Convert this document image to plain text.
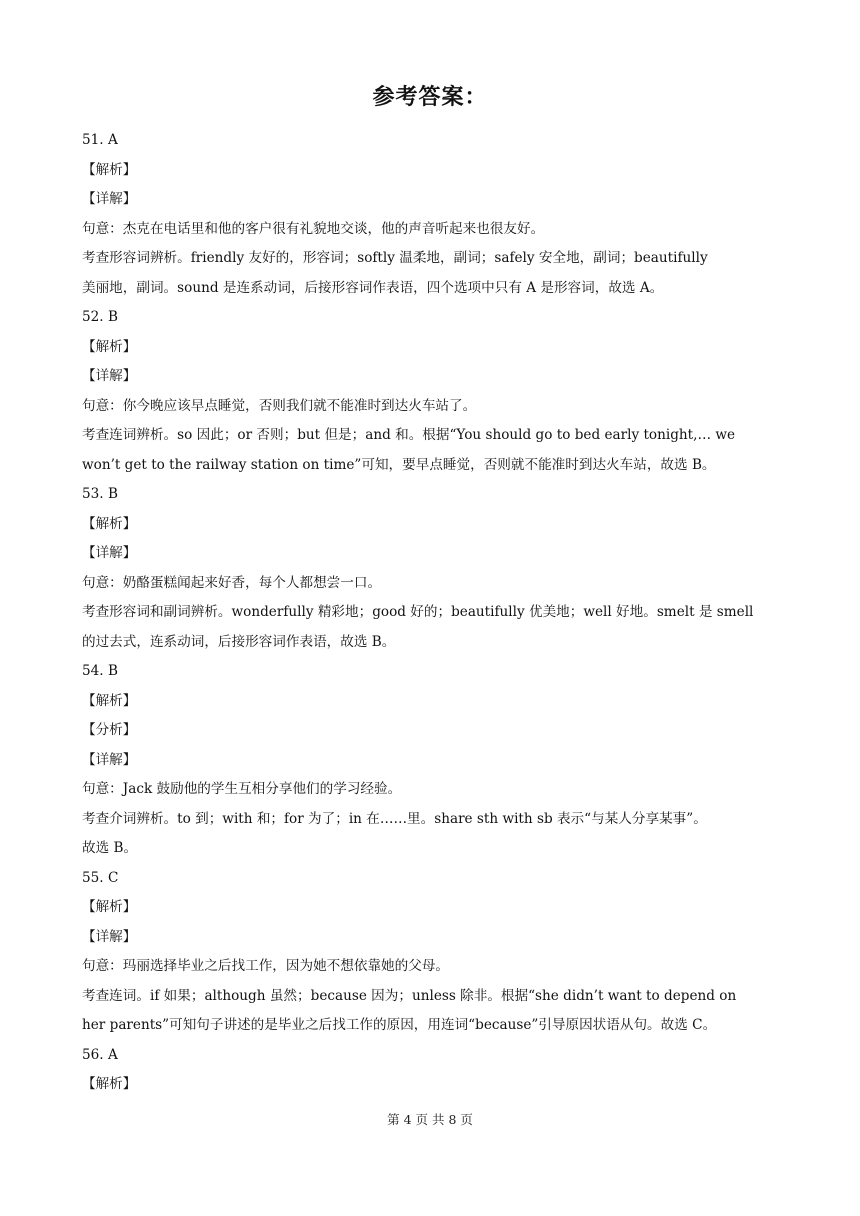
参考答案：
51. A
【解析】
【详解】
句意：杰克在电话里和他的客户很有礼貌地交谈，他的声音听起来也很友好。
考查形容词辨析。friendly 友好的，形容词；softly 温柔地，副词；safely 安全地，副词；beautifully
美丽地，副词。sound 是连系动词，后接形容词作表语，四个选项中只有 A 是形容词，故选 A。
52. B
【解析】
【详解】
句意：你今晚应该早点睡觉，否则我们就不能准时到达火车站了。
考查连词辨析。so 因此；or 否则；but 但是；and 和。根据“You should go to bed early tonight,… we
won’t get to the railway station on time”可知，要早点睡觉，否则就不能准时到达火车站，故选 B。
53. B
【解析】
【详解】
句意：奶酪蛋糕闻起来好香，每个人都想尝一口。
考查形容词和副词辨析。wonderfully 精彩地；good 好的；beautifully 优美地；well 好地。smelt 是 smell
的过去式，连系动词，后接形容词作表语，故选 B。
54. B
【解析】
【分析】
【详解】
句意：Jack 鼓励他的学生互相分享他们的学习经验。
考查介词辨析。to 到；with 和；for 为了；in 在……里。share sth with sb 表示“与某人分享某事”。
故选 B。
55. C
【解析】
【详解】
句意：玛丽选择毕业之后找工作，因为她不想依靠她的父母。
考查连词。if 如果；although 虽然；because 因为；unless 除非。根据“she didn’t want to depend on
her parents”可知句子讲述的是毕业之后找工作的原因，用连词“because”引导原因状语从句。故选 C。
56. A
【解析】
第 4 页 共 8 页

---

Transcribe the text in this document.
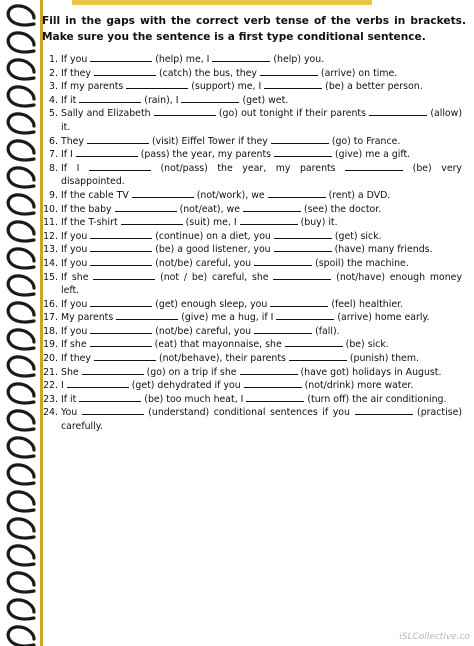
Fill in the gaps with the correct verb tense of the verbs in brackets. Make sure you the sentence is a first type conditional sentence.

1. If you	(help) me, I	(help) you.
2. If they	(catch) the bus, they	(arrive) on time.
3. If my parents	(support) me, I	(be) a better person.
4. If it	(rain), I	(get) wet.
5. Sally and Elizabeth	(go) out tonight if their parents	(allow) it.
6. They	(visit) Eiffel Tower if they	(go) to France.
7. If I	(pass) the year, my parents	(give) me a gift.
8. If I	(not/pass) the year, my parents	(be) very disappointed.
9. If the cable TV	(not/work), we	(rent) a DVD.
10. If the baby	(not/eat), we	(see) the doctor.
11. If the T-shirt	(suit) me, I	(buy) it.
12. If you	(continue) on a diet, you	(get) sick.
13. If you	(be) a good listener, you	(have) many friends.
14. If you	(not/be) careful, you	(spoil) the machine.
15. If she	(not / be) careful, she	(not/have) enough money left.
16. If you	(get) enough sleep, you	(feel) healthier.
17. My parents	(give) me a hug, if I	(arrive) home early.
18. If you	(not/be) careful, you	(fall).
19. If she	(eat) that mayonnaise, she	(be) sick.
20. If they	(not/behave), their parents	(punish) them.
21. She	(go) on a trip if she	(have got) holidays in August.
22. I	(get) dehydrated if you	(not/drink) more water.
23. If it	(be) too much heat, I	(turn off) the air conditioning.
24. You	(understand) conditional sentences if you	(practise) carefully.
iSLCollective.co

YOUR INSTRUCTIONS — Locate the lines above that hold the word "text". Show every one of them.

EXPECTED OUTPUT —
Convert this document image to plain text.
Transcribe the text in this document.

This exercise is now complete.